_SUPPLIED RECORDS_:
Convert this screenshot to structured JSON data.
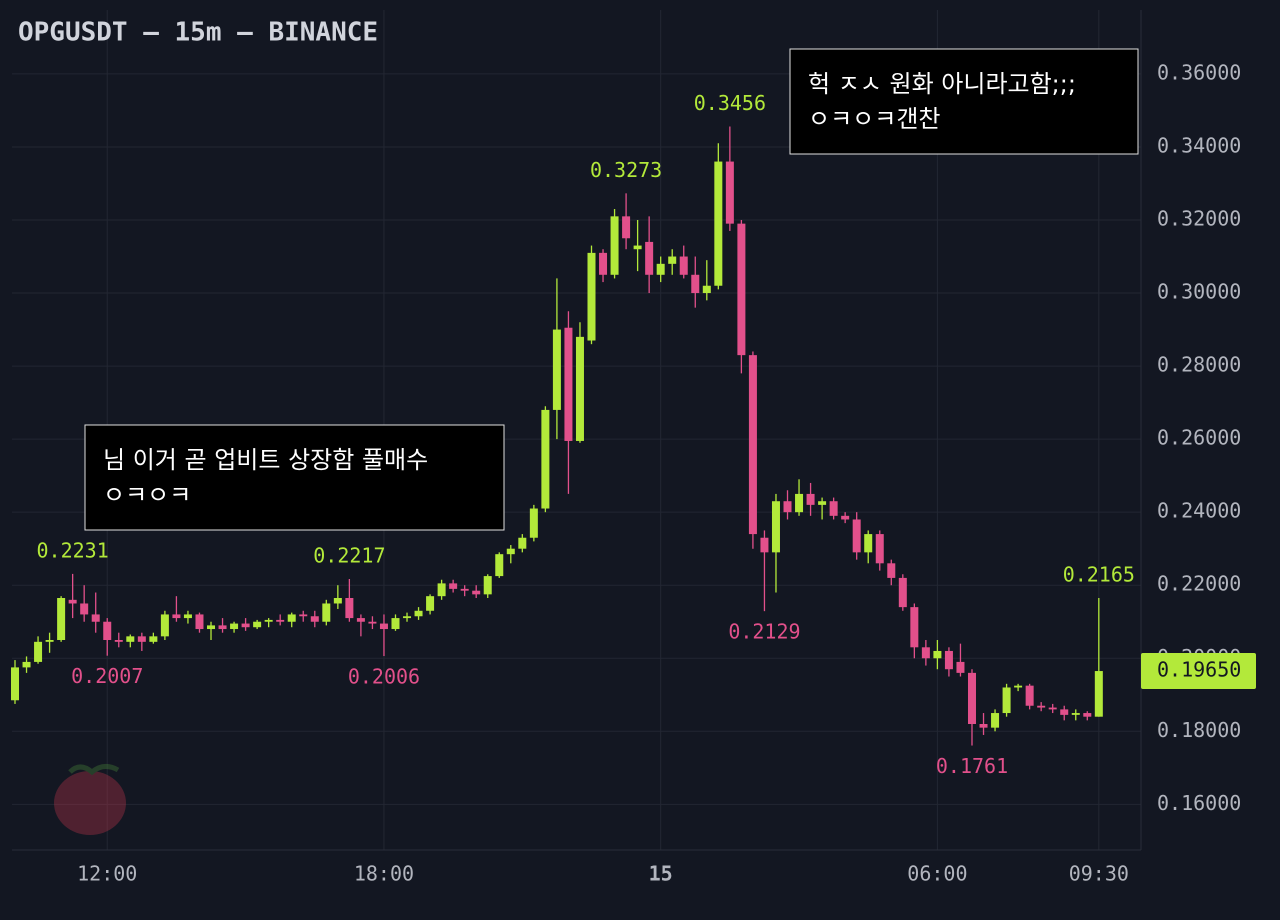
{
  "chart_data": {
    "type": "candlestick",
    "title": "OPGUSDT — 15m — BINANCE",
    "categories": [
      null,
      null,
      null,
      null,
      null,
      null,
      null,
      null,
      "12:00",
      null,
      null,
      null,
      null,
      null,
      null,
      null,
      null,
      null,
      null,
      null,
      null,
      null,
      null,
      null,
      null,
      null,
      null,
      null,
      null,
      null,
      null,
      null,
      "18:00",
      null,
      null,
      null,
      null,
      null,
      null,
      null,
      null,
      null,
      null,
      null,
      null,
      null,
      null,
      null,
      null,
      null,
      null,
      null,
      null,
      null,
      null,
      null,
      "15",
      null,
      null,
      null,
      null,
      null,
      null,
      null,
      null,
      null,
      null,
      null,
      null,
      null,
      null,
      null,
      null,
      null,
      null,
      null,
      null,
      null,
      null,
      null,
      "06:00",
      null,
      null,
      null,
      null,
      null,
      null,
      null,
      null,
      null,
      null,
      null,
      null,
      null,
      "09:30"
    ],
    "open": [
      0.1885,
      0.1975,
      0.199,
      0.2045,
      0.205,
      0.216,
      0.215,
      0.212,
      0.21,
      0.205,
      0.2045,
      0.206,
      0.2045,
      0.206,
      0.212,
      0.211,
      0.212,
      0.208,
      0.209,
      0.208,
      0.2095,
      0.2085,
      0.21,
      0.2105,
      0.21,
      0.212,
      0.2115,
      0.21,
      0.215,
      0.2165,
      0.211,
      0.21,
      0.2095,
      0.208,
      0.211,
      0.2115,
      0.213,
      0.217,
      0.2205,
      0.219,
      0.2185,
      0.2175,
      0.2225,
      0.2285,
      0.23,
      0.233,
      0.241,
      0.268,
      0.2905,
      0.2595,
      0.287,
      0.311,
      0.305,
      0.321,
      0.312,
      0.314,
      0.305,
      0.308,
      0.31,
      0.305,
      0.3,
      0.302,
      0.336,
      0.319,
      0.283,
      0.233,
      0.229,
      0.243,
      0.24,
      0.245,
      0.242,
      0.243,
      0.239,
      0.238,
      0.229,
      0.234,
      0.226,
      0.222,
      0.214,
      0.203,
      0.2,
      0.202,
      0.199,
      0.196,
      0.182,
      0.181,
      0.185,
      0.192,
      0.1925,
      0.187,
      0.1865,
      0.186,
      0.1845,
      0.185,
      0.184
    ],
    "high": [
      0.1995,
      0.2005,
      0.206,
      0.207,
      0.217,
      0.2231,
      0.22,
      0.218,
      0.211,
      0.207,
      0.2065,
      0.207,
      0.207,
      0.213,
      0.217,
      0.213,
      0.2125,
      0.21,
      0.211,
      0.21,
      0.211,
      0.2105,
      0.211,
      0.212,
      0.2125,
      0.213,
      0.213,
      0.216,
      0.22,
      0.2217,
      0.212,
      0.2115,
      0.212,
      0.212,
      0.2125,
      0.214,
      0.2175,
      0.2215,
      0.2215,
      0.22,
      0.22,
      0.223,
      0.229,
      0.231,
      0.234,
      0.242,
      0.269,
      0.304,
      0.295,
      0.292,
      0.313,
      0.312,
      0.323,
      0.3273,
      0.32,
      0.321,
      0.31,
      0.312,
      0.313,
      0.31,
      0.309,
      0.341,
      0.3456,
      0.32,
      0.284,
      0.235,
      0.245,
      0.246,
      0.249,
      0.248,
      0.244,
      0.244,
      0.24,
      0.24,
      0.235,
      0.235,
      0.227,
      0.223,
      0.215,
      0.205,
      0.205,
      0.203,
      0.204,
      0.197,
      0.185,
      0.186,
      0.193,
      0.193,
      0.193,
      0.188,
      0.1875,
      0.187,
      0.186,
      0.1855,
      0.2165
    ],
    "low": [
      0.1875,
      0.196,
      0.1985,
      0.2015,
      0.2045,
      0.211,
      0.21,
      0.207,
      0.2007,
      0.203,
      0.203,
      0.202,
      0.204,
      0.205,
      0.21,
      0.2095,
      0.207,
      0.205,
      0.207,
      0.207,
      0.2075,
      0.208,
      0.2085,
      0.209,
      0.2085,
      0.21,
      0.2085,
      0.209,
      0.2135,
      0.21,
      0.206,
      0.208,
      0.2006,
      0.2075,
      0.21,
      0.2105,
      0.212,
      0.216,
      0.218,
      0.217,
      0.2165,
      0.2165,
      0.222,
      0.226,
      0.229,
      0.232,
      0.24,
      0.26,
      0.245,
      0.259,
      0.286,
      0.303,
      0.304,
      0.312,
      0.306,
      0.3,
      0.303,
      0.305,
      0.304,
      0.296,
      0.298,
      0.301,
      0.317,
      0.278,
      0.23,
      0.2129,
      0.218,
      0.238,
      0.239,
      0.239,
      0.238,
      0.238,
      0.237,
      0.227,
      0.226,
      0.224,
      0.22,
      0.213,
      0.2,
      0.198,
      0.197,
      0.195,
      0.195,
      0.1761,
      0.179,
      0.18,
      0.184,
      0.191,
      0.186,
      0.1855,
      0.185,
      0.183,
      0.183,
      0.183,
      0.184
    ],
    "close": [
      0.1975,
      0.199,
      0.2045,
      0.205,
      0.2165,
      0.215,
      0.212,
      0.21,
      0.205,
      0.2045,
      0.206,
      0.2045,
      0.206,
      0.212,
      0.211,
      0.212,
      0.208,
      0.209,
      0.208,
      0.2095,
      0.2085,
      0.21,
      0.2105,
      0.21,
      0.212,
      0.2115,
      0.21,
      0.215,
      0.2165,
      0.211,
      0.21,
      0.2095,
      0.208,
      0.211,
      0.2115,
      0.213,
      0.217,
      0.2205,
      0.219,
      0.2185,
      0.2175,
      0.2225,
      0.2285,
      0.23,
      0.233,
      0.241,
      0.268,
      0.29,
      0.2595,
      0.288,
      0.311,
      0.305,
      0.321,
      0.315,
      0.313,
      0.305,
      0.308,
      0.31,
      0.305,
      0.3,
      0.302,
      0.336,
      0.319,
      0.283,
      0.234,
      0.229,
      0.243,
      0.24,
      0.245,
      0.242,
      0.243,
      0.239,
      0.238,
      0.229,
      0.234,
      0.226,
      0.222,
      0.214,
      0.203,
      0.2,
      0.202,
      0.197,
      0.196,
      0.182,
      0.181,
      0.185,
      0.192,
      0.1925,
      0.187,
      0.1865,
      0.186,
      0.1845,
      0.185,
      0.184,
      0.1965
    ],
    "high_labels": [
      null,
      null,
      null,
      null,
      null,
      "0.2231",
      null,
      null,
      null,
      null,
      null,
      null,
      null,
      null,
      null,
      null,
      null,
      null,
      null,
      null,
      null,
      null,
      null,
      null,
      null,
      null,
      null,
      null,
      null,
      "0.2217",
      null,
      null,
      null,
      null,
      null,
      null,
      null,
      null,
      null,
      null,
      null,
      null,
      null,
      null,
      null,
      null,
      null,
      null,
      null,
      null,
      null,
      null,
      null,
      "0.3273",
      null,
      null,
      null,
      null,
      null,
      null,
      null,
      null,
      "0.3456",
      null,
      null,
      null,
      null,
      null,
      null,
      null,
      null,
      null,
      null,
      null,
      null,
      null,
      null,
      null,
      null,
      null,
      null,
      null,
      null,
      null,
      null,
      null,
      null,
      null,
      null,
      null,
      null,
      null,
      null,
      null,
      "0.2165"
    ],
    "low_labels": [
      null,
      null,
      null,
      null,
      null,
      null,
      null,
      null,
      "0.2007",
      null,
      null,
      null,
      null,
      null,
      null,
      null,
      null,
      null,
      null,
      null,
      null,
      null,
      null,
      null,
      null,
      null,
      null,
      null,
      null,
      null,
      null,
      null,
      "0.2006",
      null,
      null,
      null,
      null,
      null,
      null,
      null,
      null,
      null,
      null,
      null,
      null,
      null,
      null,
      null,
      null,
      null,
      null,
      null,
      null,
      null,
      null,
      null,
      null,
      null,
      null,
      null,
      null,
      null,
      null,
      null,
      null,
      "0.2129",
      null,
      null,
      null,
      null,
      null,
      null,
      null,
      null,
      null,
      null,
      null,
      null,
      null,
      null,
      null,
      null,
      null,
      "0.1761",
      null,
      null,
      null,
      null,
      null,
      null,
      null,
      null,
      null,
      null,
      null
    ],
    "up_color": "#b3e93a",
    "down_color": "#e2508b",
    "last_price_label": "0.19650",
    "ylim": [
      0.1475,
      0.3775
    ],
    "yticks": [
      {
        "value": 0.16,
        "label": "0.16000"
      },
      {
        "value": 0.18,
        "label": "0.18000"
      },
      {
        "value": 0.2,
        "label": "0.20000"
      },
      {
        "value": 0.22,
        "label": "0.22000"
      },
      {
        "value": 0.24,
        "label": "0.24000"
      },
      {
        "value": 0.26,
        "label": "0.26000"
      },
      {
        "value": 0.28,
        "label": "0.28000"
      },
      {
        "value": 0.3,
        "label": "0.30000"
      },
      {
        "value": 0.32,
        "label": "0.32000"
      },
      {
        "value": 0.34,
        "label": "0.34000"
      },
      {
        "value": 0.36,
        "label": "0.36000"
      }
    ],
    "grid": true,
    "comments": [
      {
        "lines": [
          "헉 ㅈㅅ 원화 아니라고함;;;",
          "ㅇㅋㅇㅋ갠찬"
        ]
      },
      {
        "lines": [
          "님 이거 곧 업비트 상장함 풀매수",
          "ㅇㅋㅇㅋ"
        ]
      }
    ]
  }
}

_PROBLEM DETAILS_:
Track down every line holding the string "value" and copy it.

_SOLVED EXERCISE_:
        "value": 0.16,
        "value": 0.18,
        "value": 0.2,
        "value": 0.22,
        "value": 0.24,
        "value": 0.26,
        "value": 0.28,
        "value": 0.3,
        "value": 0.32,
        "value": 0.34,
        "value": 0.36,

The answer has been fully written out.